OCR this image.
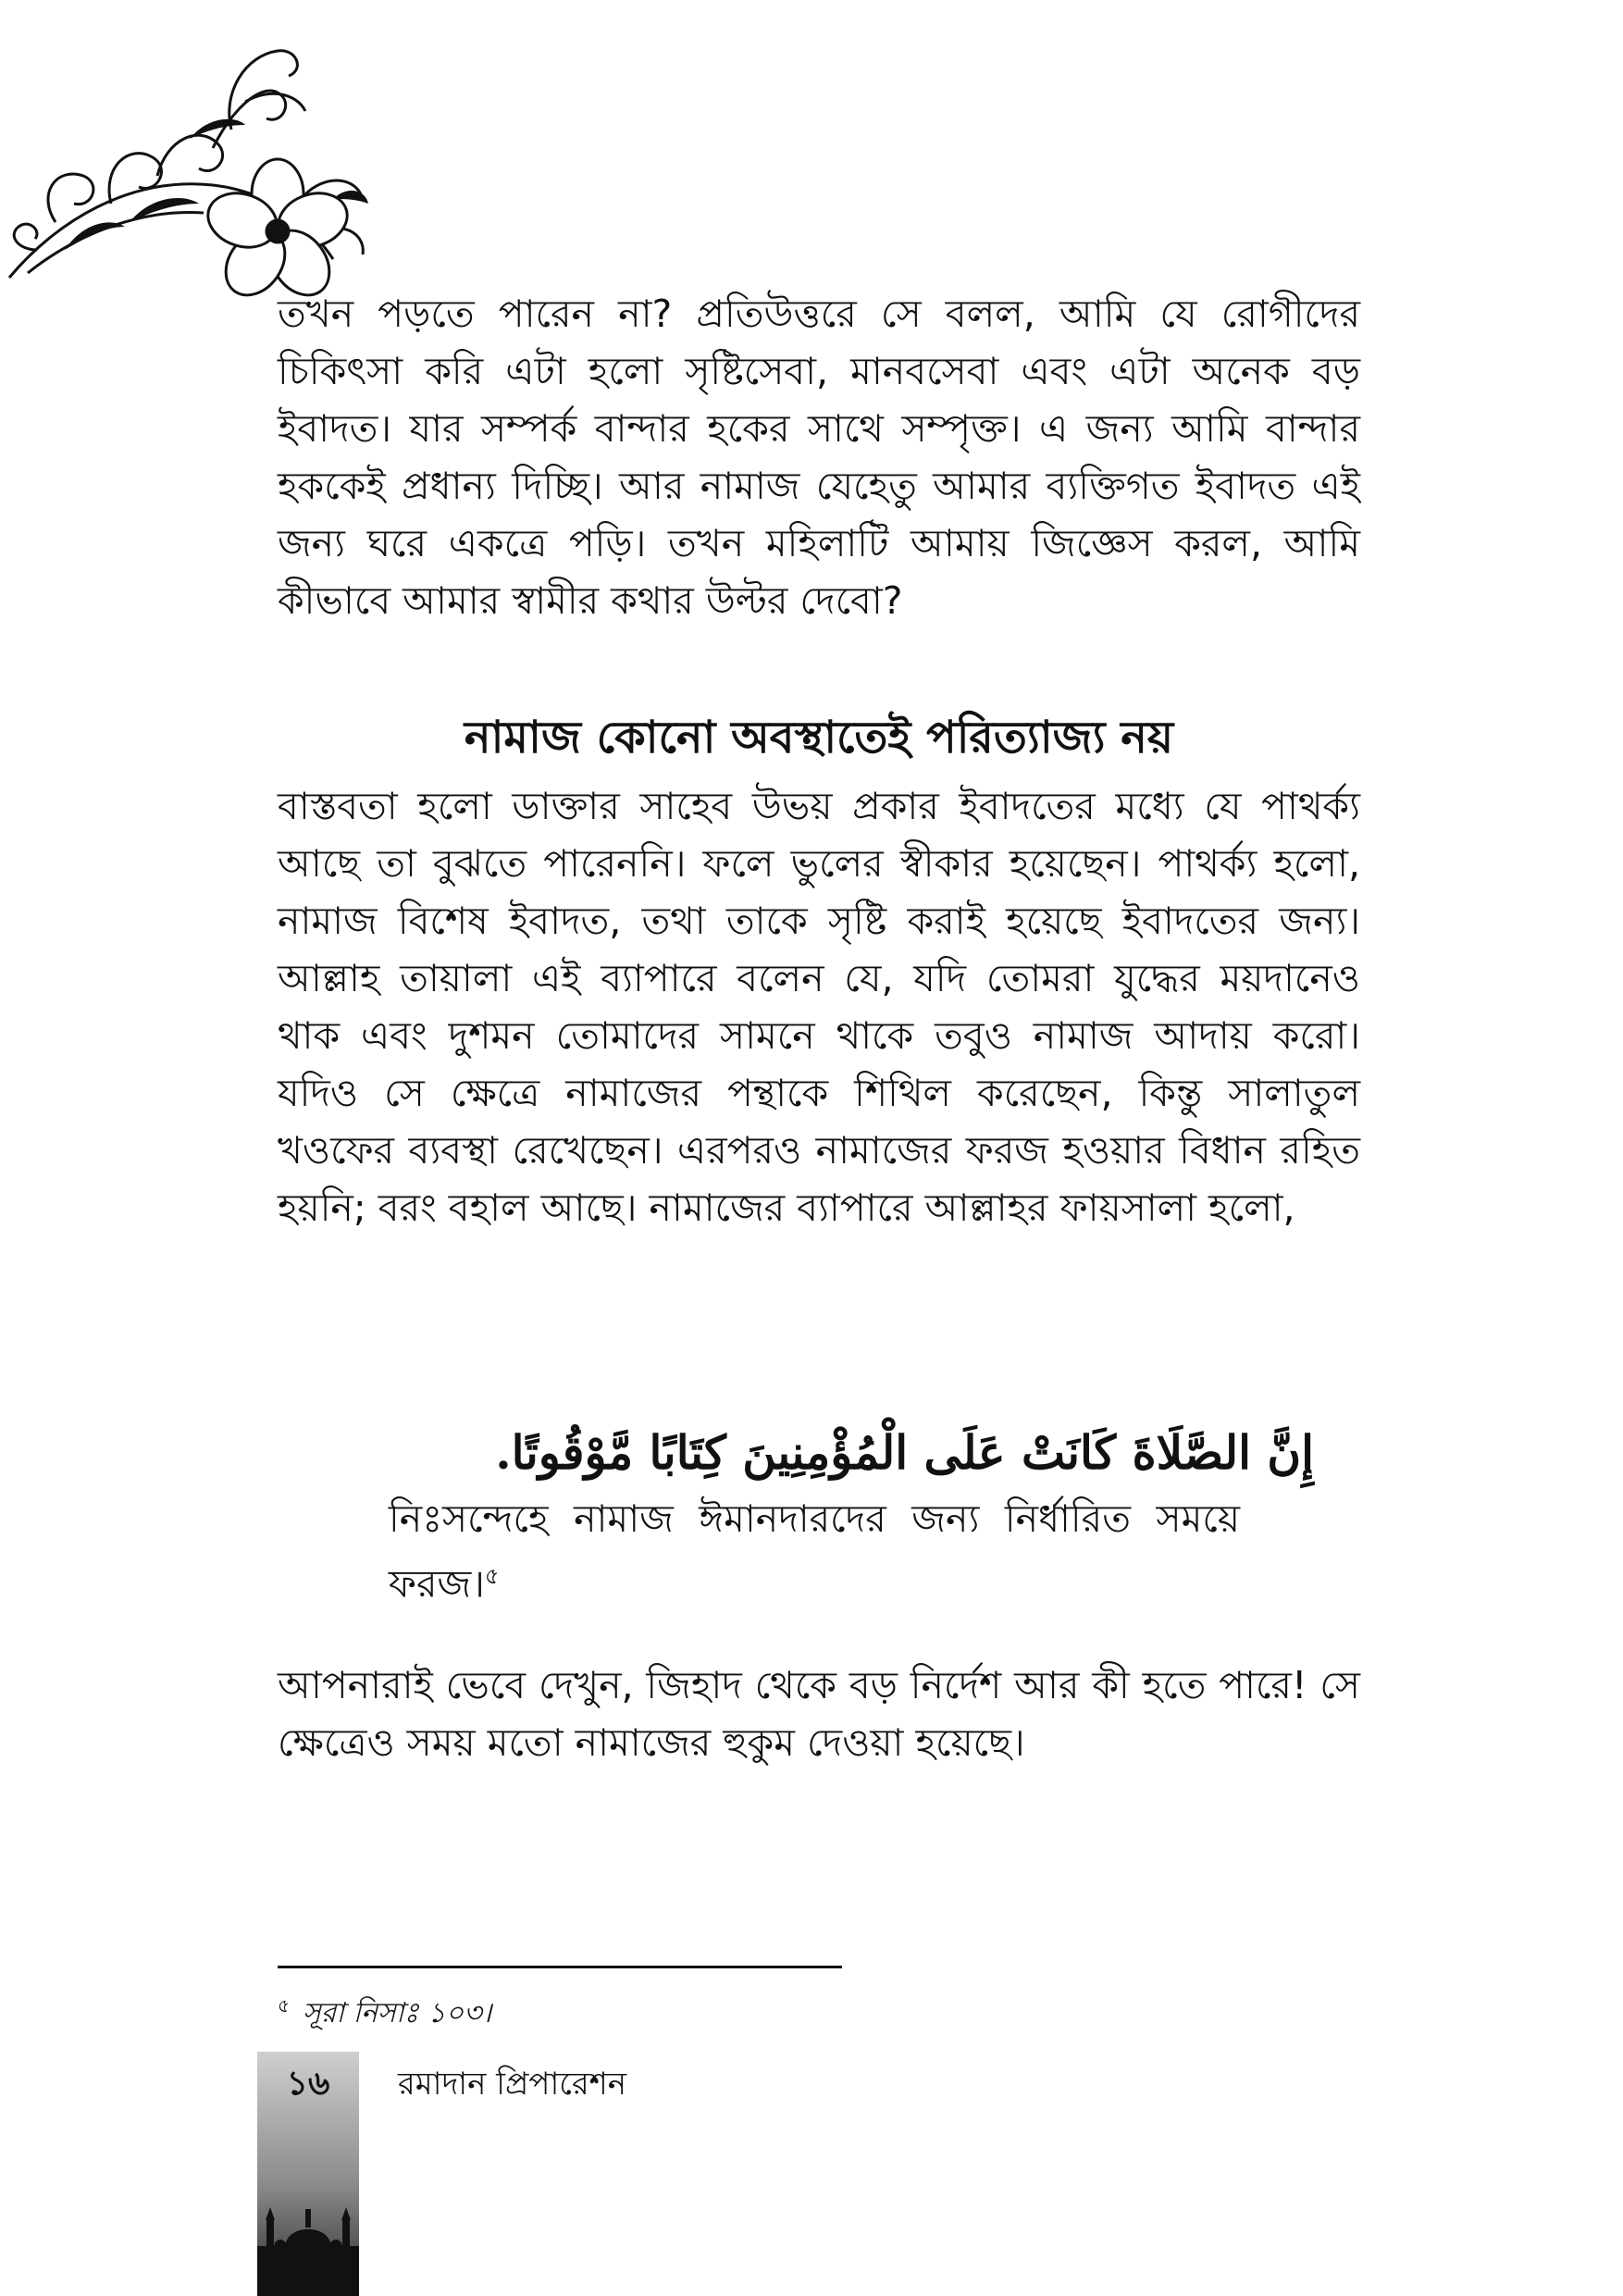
তখন পড়তে পারেন না? প্রতিউত্তরে সে বলল, আমি যে রোগীদের চিকিৎসা করি এটা হলো সৃষ্টিসেবা, মানবসেবা এবং এটা অনেক বড় ইবাদত। যার সম্পর্ক বান্দার হকের সাথে সম্পৃক্ত। এ জন্য আমি বান্দার হককেই প্রধান্য দিচ্ছি। আর নামাজ যেহেতু আমার ব্যক্তিগত ইবাদত এই জন্য ঘরে একত্রে পড়ি। তখন মহিলাটি আমায় জিজ্ঞেস করল, আমি কীভাবে আমার স্বামীর কথার উল্টর দেবো?

নামাজ কোনো অবস্থাতেই পরিত্যাজ্য নয়

বাস্তবতা হলো ডাক্তার সাহেব উভয় প্রকার ইবাদতের মধ্যে যে পাথর্ক্য আছে তা বুঝতে পারেননি। ফলে ভুলের স্বীকার হয়েছেন। পাথর্ক্য হলো, নামাজ বিশেষ ইবাদত, তথা তাকে সৃষ্টি করাই হয়েছে ইবাদতের জন্য। আল্লাহ তায়ালা এই ব্যাপারে বলেন যে, যদি তোমরা যুদ্ধের ময়দানেও থাক এবং দুশমন তোমাদের সামনে থাকে তবুও নামাজ আদায় করো। যদিও সে ক্ষেত্রে নামাজের পন্থাকে শিথিল করেছেন, কিন্তু সালাতুল খওফের ব্যবস্থা রেখেছেন। এরপরও নামাজের ফরজ হওয়ার বিধান রহিত হয়নি; বরং বহাল আছে। নামাজের ব্যাপারে আল্লাহর ফায়সালা হলো,

إِنَّ الصَّلَاةَ كَانَتْ عَلَى الْمُؤْمِنِينَ كِتَابًا مَّوْقُوتًا.
নিঃসন্দেহে নামাজ ঈমানদারদের জন্য নির্ধারিত সময়ে ফরজ।$^৫$

আপনারাই ভেবে দেখুন, জিহাদ থেকে বড় নির্দেশ আর কী হতে পারে! সে ক্ষেত্রেও সময় মতো নামাজের হুকুম দেওয়া হয়েছে।

$^৫$ সূরা নিসাঃ ১০৩।
১৬	রমাদান প্রিপারেশন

- **WHAT IS NEEDED**: Using the data above, write out every line exactly, leaving the images behind.

- **TASK SOLUTION**:
OCR this image.
তখন পড়তে পারেন না? প্রতিউত্তরে সে বলল, আমি যে রোগীদের চিকিৎসা করি এটা হলো সৃষ্টিসেবা, মানবসেবা এবং এটা অনেক বড় ইবাদত। যার সম্পর্ক বান্দার হকের সাথে সম্পৃক্ত। এ জন্য আমি বান্দার হককেই প্রধান্য দিচ্ছি। আর নামাজ যেহেতু আমার ব্যক্তিগত ইবাদত এই জন্য ঘরে একত্রে পড়ি। তখন মহিলাটি আমায় জিজ্ঞেস করল, আমি কীভাবে আমার স্বামীর কথার উল্টর দেবো?

নামাজ কোনো অবস্থাতেই পরিত্যাজ্য নয়

বাস্তবতা হলো ডাক্তার সাহেব উভয় প্রকার ইবাদতের মধ্যে যে পাথর্ক্য আছে তা বুঝতে পারেননি। ফলে ভুলের স্বীকার হয়েছেন। পাথর্ক্য হলো, নামাজ বিশেষ ইবাদত, তথা তাকে সৃষ্টি করাই হয়েছে ইবাদতের জন্য। আল্লাহ তায়ালা এই ব্যাপারে বলেন যে, যদি তোমরা যুদ্ধের ময়দানেও থাক এবং দুশমন তোমাদের সামনে থাকে তবুও নামাজ আদায় করো। যদিও সে ক্ষেত্রে নামাজের পন্থাকে শিথিল করেছেন, কিন্তু সালাতুল খওফের ব্যবস্থা রেখেছেন। এরপরও নামাজের ফরজ হওয়ার বিধান রহিত হয়নি; বরং বহাল আছে। নামাজের ব্যাপারে আল্লাহর ফায়সালা হলো,

إِنَّ الصَّلَاةَ كَانَتْ عَلَى الْمُؤْمِنِينَ كِتَابًا مَّوْقُوتًا.
নিঃসন্দেহে নামাজ ঈমানদারদের জন্য নির্ধারিত সময়ে ফরজ।$^৫$

আপনারাই ভেবে দেখুন, জিহাদ থেকে বড় নির্দেশ আর কী হতে পারে! সে ক্ষেত্রেও সময় মতো নামাজের হুকুম দেওয়া হয়েছে।

$^৫$ সূরা নিসাঃ ১০৩।
১৬	রমাদান প্রিপারেশন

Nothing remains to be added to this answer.